▸ AIM OF THE EXERCISE
Starting at the beginning of the entries and running through the line containing "spawning-legend: Western (1977-2010)", rewrite those lines with "area-label" swapped for "zone-label" and everything else left as is.

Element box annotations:
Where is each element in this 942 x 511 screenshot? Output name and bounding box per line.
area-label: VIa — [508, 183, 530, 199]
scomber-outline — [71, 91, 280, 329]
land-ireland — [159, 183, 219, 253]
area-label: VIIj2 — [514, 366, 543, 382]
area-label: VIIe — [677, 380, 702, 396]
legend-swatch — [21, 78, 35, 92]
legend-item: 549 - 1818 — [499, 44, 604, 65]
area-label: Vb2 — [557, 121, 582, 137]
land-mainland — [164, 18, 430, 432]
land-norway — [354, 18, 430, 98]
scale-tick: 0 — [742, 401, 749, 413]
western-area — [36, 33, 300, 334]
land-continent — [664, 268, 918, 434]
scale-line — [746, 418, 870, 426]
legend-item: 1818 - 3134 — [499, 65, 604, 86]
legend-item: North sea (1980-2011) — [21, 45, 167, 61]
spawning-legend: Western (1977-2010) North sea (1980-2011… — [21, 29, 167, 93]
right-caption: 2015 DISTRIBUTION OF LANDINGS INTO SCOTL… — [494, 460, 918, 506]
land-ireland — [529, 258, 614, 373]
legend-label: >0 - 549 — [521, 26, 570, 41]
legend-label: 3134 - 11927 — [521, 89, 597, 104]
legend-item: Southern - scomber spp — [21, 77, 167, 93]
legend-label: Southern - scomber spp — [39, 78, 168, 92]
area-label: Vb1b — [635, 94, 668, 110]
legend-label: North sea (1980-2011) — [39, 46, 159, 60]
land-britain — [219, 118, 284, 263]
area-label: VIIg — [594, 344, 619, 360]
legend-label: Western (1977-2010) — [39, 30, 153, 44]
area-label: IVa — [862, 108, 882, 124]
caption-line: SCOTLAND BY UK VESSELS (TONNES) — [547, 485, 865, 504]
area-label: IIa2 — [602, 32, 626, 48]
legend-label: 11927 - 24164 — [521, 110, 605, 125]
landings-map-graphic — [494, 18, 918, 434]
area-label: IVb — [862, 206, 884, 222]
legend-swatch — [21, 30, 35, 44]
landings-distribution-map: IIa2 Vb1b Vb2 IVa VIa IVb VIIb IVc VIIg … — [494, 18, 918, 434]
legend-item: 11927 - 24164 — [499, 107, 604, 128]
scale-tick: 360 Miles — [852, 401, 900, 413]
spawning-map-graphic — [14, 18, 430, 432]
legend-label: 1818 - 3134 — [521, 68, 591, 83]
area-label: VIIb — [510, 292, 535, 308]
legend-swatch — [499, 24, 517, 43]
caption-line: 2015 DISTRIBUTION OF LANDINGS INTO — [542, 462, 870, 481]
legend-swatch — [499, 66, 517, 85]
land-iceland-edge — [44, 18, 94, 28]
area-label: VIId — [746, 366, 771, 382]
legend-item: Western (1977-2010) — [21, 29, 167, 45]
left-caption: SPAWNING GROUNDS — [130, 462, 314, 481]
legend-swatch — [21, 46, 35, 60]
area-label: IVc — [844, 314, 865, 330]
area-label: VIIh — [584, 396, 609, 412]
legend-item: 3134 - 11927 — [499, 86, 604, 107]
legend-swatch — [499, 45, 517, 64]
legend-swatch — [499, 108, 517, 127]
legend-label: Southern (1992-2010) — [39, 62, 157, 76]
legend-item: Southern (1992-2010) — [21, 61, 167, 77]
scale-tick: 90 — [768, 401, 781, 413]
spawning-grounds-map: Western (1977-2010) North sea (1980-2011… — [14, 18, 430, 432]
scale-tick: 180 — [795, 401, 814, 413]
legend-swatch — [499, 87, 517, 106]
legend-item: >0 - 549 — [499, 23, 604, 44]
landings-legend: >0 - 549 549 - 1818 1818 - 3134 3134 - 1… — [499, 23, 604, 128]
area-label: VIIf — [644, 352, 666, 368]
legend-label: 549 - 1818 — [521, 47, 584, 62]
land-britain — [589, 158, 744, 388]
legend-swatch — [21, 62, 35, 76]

▸ COMPLETED EXERCISE
Where is each element in this 942 x 511 screenshot? Output name and bounding box per line.
zone-label: VIa — [508, 183, 530, 199]
scomber-outline — [71, 91, 280, 329]
land-ireland — [159, 183, 219, 253]
zone-label: VIIj2 — [514, 366, 543, 382]
zone-label: VIIe — [677, 380, 702, 396]
legend-swatch — [21, 78, 35, 92]
legend-item: 549 - 1818 — [499, 44, 604, 65]
zone-label: Vb2 — [557, 121, 582, 137]
land-mainland — [164, 18, 430, 432]
land-norway — [354, 18, 430, 98]
scale-tick: 0 — [742, 401, 749, 413]
western-area — [36, 33, 300, 334]
land-continent — [664, 268, 918, 434]
scale-line — [746, 418, 870, 426]
legend-item: 1818 - 3134 — [499, 65, 604, 86]
legend-item: North sea (1980-2011) — [21, 45, 167, 61]
spawning-legend: Western (1977-2010) North sea (1980-2011… — [21, 29, 167, 93]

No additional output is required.